▶ [Instructions to follow] Copy the data that follows, character for character, minus the pictures.

────────────────────

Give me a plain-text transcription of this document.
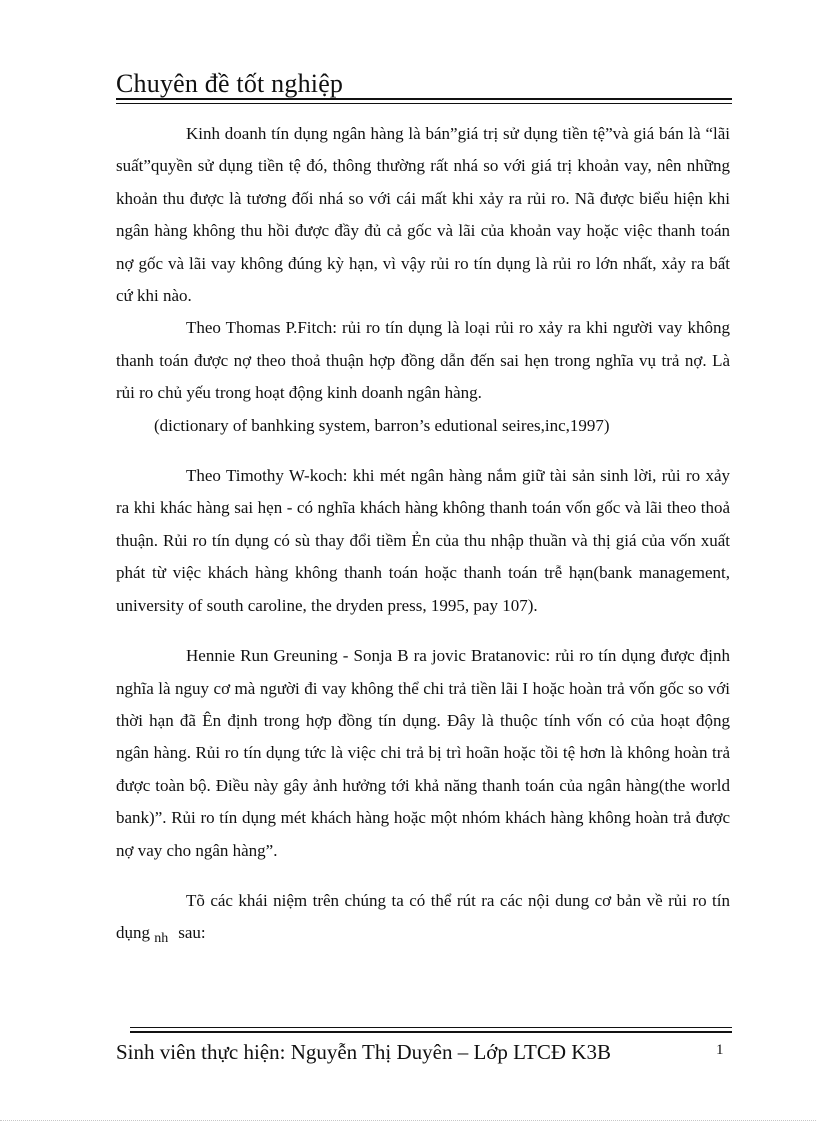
Chuyên đề tốt nghiệp

Kinh doanh tín dụng ngân hàng là bán”giá trị sử dụng tiền tệ”và giá bán là “lãi suất”quyền sử dụng tiền tệ đó, thông thường rất nhá so với giá trị khoản vay, nên những khoản thu được là tương đối nhá so với cái mất khi xảy ra rủi ro. Nã được biểu hiện khi ngân hàng không thu hồi được đầy đủ cả gốc và lãi của khoản vay hoặc việc thanh toán nợ gốc và lãi vay không đúng kỳ hạn, vì vậy rủi ro tín dụng là rủi ro lớn nhất, xảy ra bất cứ khi nào.

Theo Thomas P.Fitch: rủi ro tín dụng là loại rủi ro xảy ra khi người vay không thanh toán được nợ theo thoả thuận hợp đồng dẫn đến sai hẹn trong nghĩa vụ trả nợ. Là rủi ro chủ yếu trong hoạt động kinh doanh ngân hàng.

(dictionary of banhking system, barron’s edutional seires,inc,1997)

Theo Timothy W-koch: khi mét ngân hàng nắm giữ tài sản sinh lời, rủi ro xảy ra khi khác hàng sai hẹn - có nghĩa khách hàng không thanh toán vốn gốc và lãi theo thoả thuận. Rủi ro tín dụng có sù thay đổi tiềm Ẻn của thu nhập thuần và thị giá của vốn xuất phát từ việc khách hàng không thanh toán hoặc thanh toán trễ hạn(bank management, university of south caroline, the dryden press, 1995, pay 107).

Hennie Run Greuning - Sonja B ra jovic Bratanovic: rủi ro tín dụng được định nghĩa là nguy cơ mà người đi vay không thể chi trả tiền lãi I hoặc hoàn trả vốn gốc so với thời hạn đã Ên định trong hợp đồng tín dụng. Đây là thuộc tính vốn có của hoạt động ngân hàng. Rủi ro tín dụng tức là việc chi trả bị trì hoãn hoặc tồi tệ hơn là không hoàn trả được toàn bộ. Điều này gây ảnh hưởng tới khả năng thanh toán của ngân hàng(the world bank)”. Rủi ro tín dụng mét khách hàng hoặc một nhóm khách hàng không hoàn trả được nợ vay cho ngân hàng”.

Tõ các khái niệm trên chúng ta có thể rút ra các nội dung cơ bản về rủi ro tín dụng $_{nh}$ sau:

Sinh viên thực hiện: Nguyễn Thị Duyên – Lớp LTCĐ K3B	1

────────────────────

▶ [Result for this exercise]
Give me a plain-text transcription of this document.
Chuyên đề tốt nghiệp

Kinh doanh tín dụng ngân hàng là bán”giá trị sử dụng tiền tệ”và giá bán là “lãi suất”quyền sử dụng tiền tệ đó, thông thường rất nhá so với giá trị khoản vay, nên những khoản thu được là tương đối nhá so với cái mất khi xảy ra rủi ro. Nã được biểu hiện khi ngân hàng không thu hồi được đầy đủ cả gốc và lãi của khoản vay hoặc việc thanh toán nợ gốc và lãi vay không đúng kỳ hạn, vì vậy rủi ro tín dụng là rủi ro lớn nhất, xảy ra bất cứ khi nào.

Theo Thomas P.Fitch: rủi ro tín dụng là loại rủi ro xảy ra khi người vay không thanh toán được nợ theo thoả thuận hợp đồng dẫn đến sai hẹn trong nghĩa vụ trả nợ. Là rủi ro chủ yếu trong hoạt động kinh doanh ngân hàng.

(dictionary of banhking system, barron’s edutional seires,inc,1997)

Theo Timothy W-koch: khi mét ngân hàng nắm giữ tài sản sinh lời, rủi ro xảy ra khi khác hàng sai hẹn - có nghĩa khách hàng không thanh toán vốn gốc và lãi theo thoả thuận. Rủi ro tín dụng có sù thay đổi tiềm Ẻn của thu nhập thuần và thị giá của vốn xuất phát từ việc khách hàng không thanh toán hoặc thanh toán trễ hạn(bank management, university of south caroline, the dryden press, 1995, pay 107).

Hennie Run Greuning - Sonja B ra jovic Bratanovic: rủi ro tín dụng được định nghĩa là nguy cơ mà người đi vay không thể chi trả tiền lãi I hoặc hoàn trả vốn gốc so với thời hạn đã Ên định trong hợp đồng tín dụng. Đây là thuộc tính vốn có của hoạt động ngân hàng. Rủi ro tín dụng tức là việc chi trả bị trì hoãn hoặc tồi tệ hơn là không hoàn trả được toàn bộ. Điều này gây ảnh hưởng tới khả năng thanh toán của ngân hàng(the world bank)”. Rủi ro tín dụng mét khách hàng hoặc một nhóm khách hàng không hoàn trả được nợ vay cho ngân hàng”.

Tõ các khái niệm trên chúng ta có thể rút ra các nội dung cơ bản về rủi ro tín dụng $_{nh}$ sau:

Sinh viên thực hiện: Nguyễn Thị Duyên – Lớp LTCĐ K3B	1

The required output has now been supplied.